--- The exercise ---
Can you write out the records below again, changing every "staticText" to "label" and leaving everything else as it is?
-- Begin --
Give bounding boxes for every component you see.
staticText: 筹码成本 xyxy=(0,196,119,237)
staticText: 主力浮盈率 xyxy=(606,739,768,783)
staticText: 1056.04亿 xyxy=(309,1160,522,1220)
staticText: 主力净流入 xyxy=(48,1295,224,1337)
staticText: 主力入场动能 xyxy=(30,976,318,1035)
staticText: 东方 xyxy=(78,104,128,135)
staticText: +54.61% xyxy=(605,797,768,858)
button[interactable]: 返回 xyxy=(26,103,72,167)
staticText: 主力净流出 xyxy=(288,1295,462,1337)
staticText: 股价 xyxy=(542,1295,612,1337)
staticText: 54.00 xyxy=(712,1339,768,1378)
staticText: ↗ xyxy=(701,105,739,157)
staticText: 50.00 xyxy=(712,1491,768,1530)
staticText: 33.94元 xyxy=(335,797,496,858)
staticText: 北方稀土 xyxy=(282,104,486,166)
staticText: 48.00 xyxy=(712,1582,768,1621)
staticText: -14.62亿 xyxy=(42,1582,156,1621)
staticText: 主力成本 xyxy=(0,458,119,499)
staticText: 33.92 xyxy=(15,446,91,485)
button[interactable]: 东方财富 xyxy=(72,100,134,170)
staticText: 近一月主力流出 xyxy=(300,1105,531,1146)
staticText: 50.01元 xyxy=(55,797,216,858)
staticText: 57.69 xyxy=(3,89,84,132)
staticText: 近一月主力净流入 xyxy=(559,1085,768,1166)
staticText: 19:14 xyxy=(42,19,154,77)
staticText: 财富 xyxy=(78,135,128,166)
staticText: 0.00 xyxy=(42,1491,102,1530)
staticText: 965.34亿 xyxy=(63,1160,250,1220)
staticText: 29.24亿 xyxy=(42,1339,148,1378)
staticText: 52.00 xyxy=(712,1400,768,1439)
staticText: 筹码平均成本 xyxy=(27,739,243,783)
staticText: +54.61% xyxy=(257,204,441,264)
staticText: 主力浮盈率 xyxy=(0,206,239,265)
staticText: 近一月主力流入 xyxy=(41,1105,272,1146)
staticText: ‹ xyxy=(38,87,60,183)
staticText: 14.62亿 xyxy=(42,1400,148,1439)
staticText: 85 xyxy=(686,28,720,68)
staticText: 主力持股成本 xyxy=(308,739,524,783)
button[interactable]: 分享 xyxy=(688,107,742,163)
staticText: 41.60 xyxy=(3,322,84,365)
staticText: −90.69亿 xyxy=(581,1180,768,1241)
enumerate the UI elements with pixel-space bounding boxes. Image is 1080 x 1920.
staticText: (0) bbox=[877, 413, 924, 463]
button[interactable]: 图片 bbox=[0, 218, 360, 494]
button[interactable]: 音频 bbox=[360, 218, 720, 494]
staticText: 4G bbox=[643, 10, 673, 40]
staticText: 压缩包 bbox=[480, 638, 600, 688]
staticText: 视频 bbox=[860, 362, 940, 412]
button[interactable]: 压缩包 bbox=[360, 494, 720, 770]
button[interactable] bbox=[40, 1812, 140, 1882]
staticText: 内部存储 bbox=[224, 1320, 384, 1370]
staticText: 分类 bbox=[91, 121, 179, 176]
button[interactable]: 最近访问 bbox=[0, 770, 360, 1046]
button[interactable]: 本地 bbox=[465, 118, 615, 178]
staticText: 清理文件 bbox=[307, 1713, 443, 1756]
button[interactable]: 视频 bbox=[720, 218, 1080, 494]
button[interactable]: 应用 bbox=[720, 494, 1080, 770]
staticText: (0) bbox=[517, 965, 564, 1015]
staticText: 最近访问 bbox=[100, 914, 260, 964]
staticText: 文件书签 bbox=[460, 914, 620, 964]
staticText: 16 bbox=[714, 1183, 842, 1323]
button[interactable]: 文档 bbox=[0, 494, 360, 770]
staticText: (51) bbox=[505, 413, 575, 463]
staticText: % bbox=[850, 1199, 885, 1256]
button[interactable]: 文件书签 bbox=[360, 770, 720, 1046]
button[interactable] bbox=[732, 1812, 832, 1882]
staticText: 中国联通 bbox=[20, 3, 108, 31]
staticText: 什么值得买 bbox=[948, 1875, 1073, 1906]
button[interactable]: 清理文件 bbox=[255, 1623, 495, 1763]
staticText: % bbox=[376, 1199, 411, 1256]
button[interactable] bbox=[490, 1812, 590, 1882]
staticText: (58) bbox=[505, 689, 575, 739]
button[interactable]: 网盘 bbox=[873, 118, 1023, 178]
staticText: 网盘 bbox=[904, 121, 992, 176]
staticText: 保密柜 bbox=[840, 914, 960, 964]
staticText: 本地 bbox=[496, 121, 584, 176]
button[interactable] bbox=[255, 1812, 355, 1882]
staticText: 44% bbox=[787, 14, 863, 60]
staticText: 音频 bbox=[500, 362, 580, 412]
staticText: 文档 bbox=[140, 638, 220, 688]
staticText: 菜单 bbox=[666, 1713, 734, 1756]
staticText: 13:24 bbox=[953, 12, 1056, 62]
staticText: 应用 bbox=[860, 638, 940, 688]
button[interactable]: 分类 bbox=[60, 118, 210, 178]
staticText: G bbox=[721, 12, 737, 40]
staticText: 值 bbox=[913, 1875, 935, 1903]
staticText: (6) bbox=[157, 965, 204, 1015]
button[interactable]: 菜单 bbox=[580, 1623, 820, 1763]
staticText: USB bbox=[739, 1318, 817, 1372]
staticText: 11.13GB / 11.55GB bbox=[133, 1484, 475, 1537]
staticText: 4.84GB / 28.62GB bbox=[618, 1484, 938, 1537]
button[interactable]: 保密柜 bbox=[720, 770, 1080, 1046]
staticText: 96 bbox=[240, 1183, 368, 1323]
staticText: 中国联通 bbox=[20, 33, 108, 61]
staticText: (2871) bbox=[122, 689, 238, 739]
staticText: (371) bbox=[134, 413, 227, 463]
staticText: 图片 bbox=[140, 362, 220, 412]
-- End --
--- Response to this exercise ---
Give bounding boxes for every component you see.
label: 筹码成本 xyxy=(0,196,119,237)
label: 主力浮盈率 xyxy=(606,739,768,783)
label: 1056.04亿 xyxy=(309,1160,522,1220)
label: 主力净流入 xyxy=(48,1295,224,1337)
label: 主力入场动能 xyxy=(30,976,318,1035)
label: 东方 xyxy=(78,104,128,135)
label: +54.61% xyxy=(605,797,768,858)
button[interactable]: 返回 xyxy=(26,103,72,167)
label: 主力净流出 xyxy=(288,1295,462,1337)
label: 股价 xyxy=(542,1295,612,1337)
label: 54.00 xyxy=(712,1339,768,1378)
label: ↗ xyxy=(701,105,739,157)
label: 50.00 xyxy=(712,1491,768,1530)
label: 33.94元 xyxy=(335,797,496,858)
label: 北方稀土 xyxy=(282,104,486,166)
label: 48.00 xyxy=(712,1582,768,1621)
label: -14.62亿 xyxy=(42,1582,156,1621)
label: 主力成本 xyxy=(0,458,119,499)
label: 33.92 xyxy=(15,446,91,485)
button[interactable]: 东方财富 xyxy=(72,100,134,170)
label: 近一月主力流出 xyxy=(300,1105,531,1146)
label: 50.01元 xyxy=(55,797,216,858)
label: 57.69 xyxy=(3,89,84,132)
label: 近一月主力净流入 xyxy=(559,1085,768,1166)
label: 19:14 xyxy=(42,19,154,77)
label: 财富 xyxy=(78,135,128,166)
label: 0.00 xyxy=(42,1491,102,1530)
label: 965.34亿 xyxy=(63,1160,250,1220)
label: 29.24亿 xyxy=(42,1339,148,1378)
label: 52.00 xyxy=(712,1400,768,1439)
label: 筹码平均成本 xyxy=(27,739,243,783)
label: +54.61% xyxy=(257,204,441,264)
label: 主力浮盈率 xyxy=(0,206,239,265)
label: 近一月主力流入 xyxy=(41,1105,272,1146)
label: ‹ xyxy=(38,87,60,183)
label: 14.62亿 xyxy=(42,1400,148,1439)
label: 85 xyxy=(686,28,720,68)
label: 主力持股成本 xyxy=(308,739,524,783)
button[interactable]: 分享 xyxy=(688,107,742,163)
label: 41.60 xyxy=(3,322,84,365)
label: −90.69亿 xyxy=(581,1180,768,1241)
enumerate the UI elements with pixel-space bounding boxes. Image is 1080 x 1920.
label: (0) bbox=[877, 413, 924, 463]
button[interactable]: 图片 bbox=[0, 218, 360, 494]
button[interactable]: 音频 bbox=[360, 218, 720, 494]
label: 4G bbox=[643, 10, 673, 40]
label: 压缩包 bbox=[480, 638, 600, 688]
label: 视频 bbox=[860, 362, 940, 412]
button[interactable]: 压缩包 bbox=[360, 494, 720, 770]
button[interactable] bbox=[40, 1812, 140, 1882]
label: 内部存储 bbox=[224, 1320, 384, 1370]
label: 分类 bbox=[91, 121, 179, 176]
button[interactable]: 最近访问 bbox=[0, 770, 360, 1046]
button[interactable]: 本地 bbox=[465, 118, 615, 178]
label: 清理文件 bbox=[307, 1713, 443, 1756]
button[interactable]: 视频 bbox=[720, 218, 1080, 494]
button[interactable]: 应用 bbox=[720, 494, 1080, 770]
label: (0) bbox=[517, 965, 564, 1015]
label: 最近访问 bbox=[100, 914, 260, 964]
label: 文件书签 bbox=[460, 914, 620, 964]
label: 16 bbox=[714, 1183, 842, 1323]
button[interactable]: 文档 bbox=[0, 494, 360, 770]
label: (51) bbox=[505, 413, 575, 463]
label: % bbox=[850, 1199, 885, 1256]
button[interactable]: 文件书签 bbox=[360, 770, 720, 1046]
button[interactable] bbox=[732, 1812, 832, 1882]
label: 中国联通 bbox=[20, 3, 108, 31]
label: 什么值得买 bbox=[948, 1875, 1073, 1906]
button[interactable]: 清理文件 bbox=[255, 1623, 495, 1763]
label: % bbox=[376, 1199, 411, 1256]
button[interactable] bbox=[490, 1812, 590, 1882]
label: (58) bbox=[505, 689, 575, 739]
button[interactable]: 网盘 bbox=[873, 118, 1023, 178]
label: 网盘 bbox=[904, 121, 992, 176]
label: 保密柜 bbox=[840, 914, 960, 964]
label: 本地 bbox=[496, 121, 584, 176]
button[interactable] bbox=[255, 1812, 355, 1882]
label: 44% bbox=[787, 14, 863, 60]
label: 音频 bbox=[500, 362, 580, 412]
label: 文档 bbox=[140, 638, 220, 688]
label: 菜单 bbox=[666, 1713, 734, 1756]
label: 13:24 bbox=[953, 12, 1056, 62]
label: 应用 bbox=[860, 638, 940, 688]
button[interactable]: 分类 bbox=[60, 118, 210, 178]
label: G bbox=[721, 12, 737, 40]
label: 值 bbox=[913, 1875, 935, 1903]
label: (6) bbox=[157, 965, 204, 1015]
button[interactable]: 菜单 bbox=[580, 1623, 820, 1763]
label: USB bbox=[739, 1318, 817, 1372]
label: 11.13GB / 11.55GB bbox=[133, 1484, 475, 1537]
label: 4.84GB / 28.62GB bbox=[618, 1484, 938, 1537]
button[interactable]: 保密柜 bbox=[720, 770, 1080, 1046]
label: 96 bbox=[240, 1183, 368, 1323]
label: 中国联通 bbox=[20, 33, 108, 61]
label: (2871) bbox=[122, 689, 238, 739]
label: (371) bbox=[134, 413, 227, 463]
label: 图片 bbox=[140, 362, 220, 412]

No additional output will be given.